:: Request ::
Wherever the string "CLICKZY" appears, copy the whole line.

:: Data entries ::
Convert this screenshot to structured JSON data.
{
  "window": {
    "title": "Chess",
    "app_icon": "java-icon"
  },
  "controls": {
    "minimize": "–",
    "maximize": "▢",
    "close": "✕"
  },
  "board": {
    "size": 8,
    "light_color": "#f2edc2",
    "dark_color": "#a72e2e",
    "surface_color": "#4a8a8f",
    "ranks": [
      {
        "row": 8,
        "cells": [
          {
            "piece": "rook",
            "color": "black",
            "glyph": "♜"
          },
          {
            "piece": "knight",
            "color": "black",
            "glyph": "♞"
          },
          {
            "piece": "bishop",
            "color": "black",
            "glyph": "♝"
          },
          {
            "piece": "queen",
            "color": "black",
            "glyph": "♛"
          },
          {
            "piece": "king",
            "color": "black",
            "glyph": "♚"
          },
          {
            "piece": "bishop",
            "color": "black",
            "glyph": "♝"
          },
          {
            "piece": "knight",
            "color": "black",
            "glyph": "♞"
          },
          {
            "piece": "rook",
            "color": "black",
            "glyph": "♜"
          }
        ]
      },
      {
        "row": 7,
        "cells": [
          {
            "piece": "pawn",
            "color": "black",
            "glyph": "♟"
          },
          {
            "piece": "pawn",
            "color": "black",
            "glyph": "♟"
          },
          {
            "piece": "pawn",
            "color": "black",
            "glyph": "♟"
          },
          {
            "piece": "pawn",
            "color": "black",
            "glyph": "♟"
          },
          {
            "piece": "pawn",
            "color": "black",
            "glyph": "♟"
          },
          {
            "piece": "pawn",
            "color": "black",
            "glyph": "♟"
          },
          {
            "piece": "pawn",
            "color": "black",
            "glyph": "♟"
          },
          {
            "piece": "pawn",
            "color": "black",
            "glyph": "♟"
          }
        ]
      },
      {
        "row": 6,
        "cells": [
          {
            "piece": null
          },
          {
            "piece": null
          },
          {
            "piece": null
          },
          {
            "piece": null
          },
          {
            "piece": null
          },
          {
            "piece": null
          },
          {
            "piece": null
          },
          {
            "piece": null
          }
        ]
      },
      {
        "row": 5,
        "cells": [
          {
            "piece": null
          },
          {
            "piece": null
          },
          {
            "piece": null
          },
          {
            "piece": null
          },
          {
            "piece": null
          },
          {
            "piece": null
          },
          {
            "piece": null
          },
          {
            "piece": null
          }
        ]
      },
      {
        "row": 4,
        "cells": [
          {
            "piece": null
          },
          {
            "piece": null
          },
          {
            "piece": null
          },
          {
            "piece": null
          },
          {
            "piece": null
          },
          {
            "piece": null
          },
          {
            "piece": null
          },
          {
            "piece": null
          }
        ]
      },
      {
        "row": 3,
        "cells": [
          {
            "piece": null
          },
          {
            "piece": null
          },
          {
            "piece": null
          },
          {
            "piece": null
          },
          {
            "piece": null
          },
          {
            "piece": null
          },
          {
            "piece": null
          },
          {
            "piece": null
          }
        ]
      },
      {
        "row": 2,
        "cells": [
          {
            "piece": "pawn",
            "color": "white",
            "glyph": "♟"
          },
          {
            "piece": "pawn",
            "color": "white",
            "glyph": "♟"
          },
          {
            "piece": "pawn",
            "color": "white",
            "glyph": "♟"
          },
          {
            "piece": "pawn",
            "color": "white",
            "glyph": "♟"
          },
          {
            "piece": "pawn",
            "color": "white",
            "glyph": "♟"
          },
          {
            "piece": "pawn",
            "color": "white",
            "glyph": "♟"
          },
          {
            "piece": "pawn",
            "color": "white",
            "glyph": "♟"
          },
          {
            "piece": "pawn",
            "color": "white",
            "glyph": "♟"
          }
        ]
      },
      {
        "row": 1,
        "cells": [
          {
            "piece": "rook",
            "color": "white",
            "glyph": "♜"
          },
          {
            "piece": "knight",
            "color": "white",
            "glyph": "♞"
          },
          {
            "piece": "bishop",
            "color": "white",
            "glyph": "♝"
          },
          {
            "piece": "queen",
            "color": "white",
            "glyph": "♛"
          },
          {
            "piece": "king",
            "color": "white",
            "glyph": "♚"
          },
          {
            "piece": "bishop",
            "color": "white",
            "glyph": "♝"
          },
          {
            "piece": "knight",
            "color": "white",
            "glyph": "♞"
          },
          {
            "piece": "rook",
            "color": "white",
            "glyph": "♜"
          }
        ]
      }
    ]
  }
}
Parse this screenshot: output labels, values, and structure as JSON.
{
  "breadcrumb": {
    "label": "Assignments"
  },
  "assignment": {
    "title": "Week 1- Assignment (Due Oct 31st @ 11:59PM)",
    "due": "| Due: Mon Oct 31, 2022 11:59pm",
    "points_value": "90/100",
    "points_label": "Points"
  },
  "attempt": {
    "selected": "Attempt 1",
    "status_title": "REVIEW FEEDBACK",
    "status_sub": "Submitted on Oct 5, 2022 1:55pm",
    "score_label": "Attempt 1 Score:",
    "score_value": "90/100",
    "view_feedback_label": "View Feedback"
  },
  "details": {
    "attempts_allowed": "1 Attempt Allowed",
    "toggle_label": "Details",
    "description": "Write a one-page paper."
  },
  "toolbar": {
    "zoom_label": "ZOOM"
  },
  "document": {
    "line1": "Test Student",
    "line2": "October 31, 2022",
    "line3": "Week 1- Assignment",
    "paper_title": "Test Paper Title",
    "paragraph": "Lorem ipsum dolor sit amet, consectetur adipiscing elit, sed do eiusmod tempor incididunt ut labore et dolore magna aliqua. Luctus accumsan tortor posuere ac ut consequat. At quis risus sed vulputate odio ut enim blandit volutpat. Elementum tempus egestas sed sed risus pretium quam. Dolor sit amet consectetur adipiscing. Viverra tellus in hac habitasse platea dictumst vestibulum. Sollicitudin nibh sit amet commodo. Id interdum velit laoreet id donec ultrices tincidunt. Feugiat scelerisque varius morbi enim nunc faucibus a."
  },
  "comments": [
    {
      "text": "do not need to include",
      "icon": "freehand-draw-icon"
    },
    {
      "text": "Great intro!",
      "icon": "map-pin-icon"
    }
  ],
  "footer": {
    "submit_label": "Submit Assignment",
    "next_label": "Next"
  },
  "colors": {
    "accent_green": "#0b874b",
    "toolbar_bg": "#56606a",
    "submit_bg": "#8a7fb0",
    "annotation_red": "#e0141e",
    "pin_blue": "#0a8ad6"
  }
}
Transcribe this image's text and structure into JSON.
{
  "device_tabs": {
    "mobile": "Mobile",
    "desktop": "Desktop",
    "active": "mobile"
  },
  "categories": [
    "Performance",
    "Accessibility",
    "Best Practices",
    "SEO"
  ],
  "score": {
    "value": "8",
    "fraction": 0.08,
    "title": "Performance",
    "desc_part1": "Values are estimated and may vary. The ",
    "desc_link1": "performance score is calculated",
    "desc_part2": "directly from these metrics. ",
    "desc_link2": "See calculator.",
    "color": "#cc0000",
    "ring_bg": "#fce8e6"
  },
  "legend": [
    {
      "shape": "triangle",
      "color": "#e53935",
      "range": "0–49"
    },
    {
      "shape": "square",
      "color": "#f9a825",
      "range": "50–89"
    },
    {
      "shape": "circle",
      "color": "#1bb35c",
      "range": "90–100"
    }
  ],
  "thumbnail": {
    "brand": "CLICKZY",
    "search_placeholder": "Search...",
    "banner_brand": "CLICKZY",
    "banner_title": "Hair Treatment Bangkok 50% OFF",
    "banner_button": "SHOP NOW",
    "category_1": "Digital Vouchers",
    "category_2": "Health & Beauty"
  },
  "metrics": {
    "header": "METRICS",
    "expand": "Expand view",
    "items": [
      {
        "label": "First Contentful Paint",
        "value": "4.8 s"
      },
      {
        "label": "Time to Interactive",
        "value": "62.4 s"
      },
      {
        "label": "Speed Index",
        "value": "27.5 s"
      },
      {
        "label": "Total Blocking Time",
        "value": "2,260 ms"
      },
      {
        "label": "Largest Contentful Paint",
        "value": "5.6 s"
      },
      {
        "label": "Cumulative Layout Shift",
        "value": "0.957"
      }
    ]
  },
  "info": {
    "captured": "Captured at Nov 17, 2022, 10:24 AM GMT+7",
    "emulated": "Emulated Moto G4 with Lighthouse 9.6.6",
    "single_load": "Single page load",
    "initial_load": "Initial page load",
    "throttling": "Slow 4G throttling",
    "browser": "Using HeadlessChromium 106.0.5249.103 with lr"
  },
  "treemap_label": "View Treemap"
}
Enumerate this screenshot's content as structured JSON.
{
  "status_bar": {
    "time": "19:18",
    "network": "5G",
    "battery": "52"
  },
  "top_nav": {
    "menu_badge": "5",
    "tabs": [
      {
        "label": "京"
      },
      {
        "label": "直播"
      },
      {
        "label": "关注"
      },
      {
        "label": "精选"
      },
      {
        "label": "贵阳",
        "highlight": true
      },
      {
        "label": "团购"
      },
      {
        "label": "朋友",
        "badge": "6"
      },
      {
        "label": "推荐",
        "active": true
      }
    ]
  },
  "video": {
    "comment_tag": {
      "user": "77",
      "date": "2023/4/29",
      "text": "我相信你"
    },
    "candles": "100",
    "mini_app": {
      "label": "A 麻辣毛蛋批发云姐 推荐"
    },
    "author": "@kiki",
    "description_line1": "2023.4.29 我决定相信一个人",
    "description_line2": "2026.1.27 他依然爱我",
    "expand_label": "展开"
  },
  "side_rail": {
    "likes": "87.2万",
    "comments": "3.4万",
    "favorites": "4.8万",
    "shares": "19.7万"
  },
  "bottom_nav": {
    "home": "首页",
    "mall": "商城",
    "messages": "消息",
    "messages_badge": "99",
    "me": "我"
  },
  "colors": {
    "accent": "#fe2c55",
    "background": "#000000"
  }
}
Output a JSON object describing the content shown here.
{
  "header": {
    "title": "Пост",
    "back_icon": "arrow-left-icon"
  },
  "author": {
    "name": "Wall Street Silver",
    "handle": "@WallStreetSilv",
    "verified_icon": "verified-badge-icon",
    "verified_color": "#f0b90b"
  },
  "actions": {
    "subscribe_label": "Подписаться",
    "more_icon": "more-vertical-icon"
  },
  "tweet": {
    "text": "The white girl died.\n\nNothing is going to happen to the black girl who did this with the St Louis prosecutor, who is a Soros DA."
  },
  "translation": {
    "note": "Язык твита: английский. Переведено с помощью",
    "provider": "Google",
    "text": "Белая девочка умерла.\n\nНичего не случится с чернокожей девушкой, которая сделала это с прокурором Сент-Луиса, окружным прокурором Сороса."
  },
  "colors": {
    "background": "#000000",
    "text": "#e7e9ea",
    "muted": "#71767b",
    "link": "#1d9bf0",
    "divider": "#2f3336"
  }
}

:: Answer in full ::
    "brand": "CLICKZY",
    "banner_brand": "CLICKZY",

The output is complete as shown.